- _課題_:
本文「中村(近世)」に記された村高を、典拠の史料名と組み合わせてすべて挙げよ。

- _出典本文_:
━━━

中村(近世)

江戸期~明治22年の村名。御井郡のうち。はじめ柳川藩領(田中氏),元和6年からは久留米藩領。北野組に属す。村高は,「元禄国絵図」1,272石余,うち6石余は北野天神領,「在方諸覚書」の古高1,750石余,「天保郷帳」1,274石余,「旧高旧領」1,833石余。床島堰渠工事を宝永7年藩庁に願い出た21か村に加わり,工事完成により床島用水による灌漑地域となる(筑後川農業水利誌)。文化4年の田111町余・畑20町余(農政農民史料集)。宝暦4年の一揆では多くの農民が参加し,3月27日には北野大庄屋に打ち崩しを通告,4月には銀米差し引きを要求し北野天満宮に1,000人が集会する(高橋音門筆記)。なお,この一揆で北野大庄屋秋山喜市郎は職務不良として2里四方追放,当村百姓茂蔵は「人品よろしからず」という理由で5里四方追放となった(宝暦四甲戌歳騒動御制詞)。村の北方水田地帯の中にある造出・彼坪の集落は,安政5年隣村今山村の山口利助が水害で荒廃した土地開発のため,約6町歩の水田と数頭の馬を無料で農民に与え,移住させ農耕に従事させたのにはじまる(北野町史誌)。現在今山にある天竜山明善寺・法栄山長福寺はともに地内にあった(寛延記)。浄土宗医王山西方寺は,天喜年間の開基といわれ,寛永7年の再建。大島の一目連神社は,天保6年藩主有馬頼徳が伊勢桑名領多度山一目連神社を水害除け祈願のため勧請したもの。明治17年の戸数169・人口897。同22年北野村の大字となる。

━━━

- _分析用データ_:
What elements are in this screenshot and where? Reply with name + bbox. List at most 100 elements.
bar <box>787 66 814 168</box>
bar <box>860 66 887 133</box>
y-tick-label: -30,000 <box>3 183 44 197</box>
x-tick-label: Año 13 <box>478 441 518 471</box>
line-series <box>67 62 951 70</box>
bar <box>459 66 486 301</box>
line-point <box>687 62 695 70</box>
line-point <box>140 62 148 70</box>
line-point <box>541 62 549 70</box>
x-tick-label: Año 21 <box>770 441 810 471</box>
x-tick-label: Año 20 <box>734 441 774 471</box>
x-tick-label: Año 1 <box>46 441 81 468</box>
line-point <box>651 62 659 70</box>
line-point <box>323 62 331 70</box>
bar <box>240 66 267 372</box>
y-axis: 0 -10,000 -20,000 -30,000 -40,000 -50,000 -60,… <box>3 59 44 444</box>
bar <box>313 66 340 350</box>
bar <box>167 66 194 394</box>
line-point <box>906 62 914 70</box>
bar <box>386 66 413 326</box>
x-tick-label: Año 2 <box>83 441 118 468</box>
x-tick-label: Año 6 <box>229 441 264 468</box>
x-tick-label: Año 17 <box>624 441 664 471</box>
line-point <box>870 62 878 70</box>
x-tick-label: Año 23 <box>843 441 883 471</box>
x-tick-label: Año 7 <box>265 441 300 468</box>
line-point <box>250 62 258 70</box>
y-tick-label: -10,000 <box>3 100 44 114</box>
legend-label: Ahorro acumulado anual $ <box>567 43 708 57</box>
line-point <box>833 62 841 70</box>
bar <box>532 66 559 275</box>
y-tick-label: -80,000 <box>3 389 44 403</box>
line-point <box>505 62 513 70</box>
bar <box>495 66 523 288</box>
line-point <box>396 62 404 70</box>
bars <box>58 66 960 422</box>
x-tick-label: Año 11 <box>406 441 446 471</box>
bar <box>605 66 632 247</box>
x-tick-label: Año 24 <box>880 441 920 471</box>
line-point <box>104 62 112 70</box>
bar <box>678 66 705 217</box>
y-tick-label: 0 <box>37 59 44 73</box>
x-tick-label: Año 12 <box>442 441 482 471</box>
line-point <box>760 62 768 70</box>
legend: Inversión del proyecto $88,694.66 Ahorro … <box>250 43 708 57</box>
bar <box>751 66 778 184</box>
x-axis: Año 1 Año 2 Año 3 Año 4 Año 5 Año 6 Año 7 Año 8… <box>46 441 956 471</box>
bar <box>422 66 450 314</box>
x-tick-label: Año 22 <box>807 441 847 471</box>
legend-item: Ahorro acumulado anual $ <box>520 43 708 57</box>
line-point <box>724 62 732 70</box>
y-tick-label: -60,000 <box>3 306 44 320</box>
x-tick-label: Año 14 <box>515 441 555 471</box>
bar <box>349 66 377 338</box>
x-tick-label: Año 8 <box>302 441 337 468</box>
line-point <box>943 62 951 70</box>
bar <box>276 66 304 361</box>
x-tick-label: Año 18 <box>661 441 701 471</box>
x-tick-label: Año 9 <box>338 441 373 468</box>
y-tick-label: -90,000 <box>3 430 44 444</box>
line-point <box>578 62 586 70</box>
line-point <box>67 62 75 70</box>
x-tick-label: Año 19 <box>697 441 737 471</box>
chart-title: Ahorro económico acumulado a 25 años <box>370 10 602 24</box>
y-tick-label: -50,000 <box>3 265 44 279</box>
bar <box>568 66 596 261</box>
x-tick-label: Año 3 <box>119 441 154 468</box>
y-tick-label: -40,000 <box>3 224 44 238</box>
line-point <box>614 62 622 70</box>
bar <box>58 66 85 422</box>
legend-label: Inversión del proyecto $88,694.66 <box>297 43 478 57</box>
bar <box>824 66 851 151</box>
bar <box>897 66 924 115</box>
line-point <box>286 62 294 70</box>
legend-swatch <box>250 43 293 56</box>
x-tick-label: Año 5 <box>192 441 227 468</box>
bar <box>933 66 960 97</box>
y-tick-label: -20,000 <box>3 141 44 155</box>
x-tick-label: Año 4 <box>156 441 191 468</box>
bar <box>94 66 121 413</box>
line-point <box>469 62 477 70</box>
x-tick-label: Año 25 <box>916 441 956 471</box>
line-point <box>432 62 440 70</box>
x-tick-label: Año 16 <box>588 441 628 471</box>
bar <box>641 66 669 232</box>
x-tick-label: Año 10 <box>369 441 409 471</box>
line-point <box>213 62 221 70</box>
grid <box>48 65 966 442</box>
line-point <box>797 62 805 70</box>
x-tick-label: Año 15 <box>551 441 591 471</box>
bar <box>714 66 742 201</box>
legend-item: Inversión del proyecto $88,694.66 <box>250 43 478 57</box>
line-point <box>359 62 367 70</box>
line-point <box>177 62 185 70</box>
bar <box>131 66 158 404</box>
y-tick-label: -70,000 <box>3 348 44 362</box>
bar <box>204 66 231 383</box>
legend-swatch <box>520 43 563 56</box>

━━━

- _解答_:
・「元禄国絵図」:1,272石余(うち6石余は北野天神領)
・「在方諸覚書」:古高1,750石余
・「天保郷帳」:1,274石余
・「旧高旧領」:1,833石余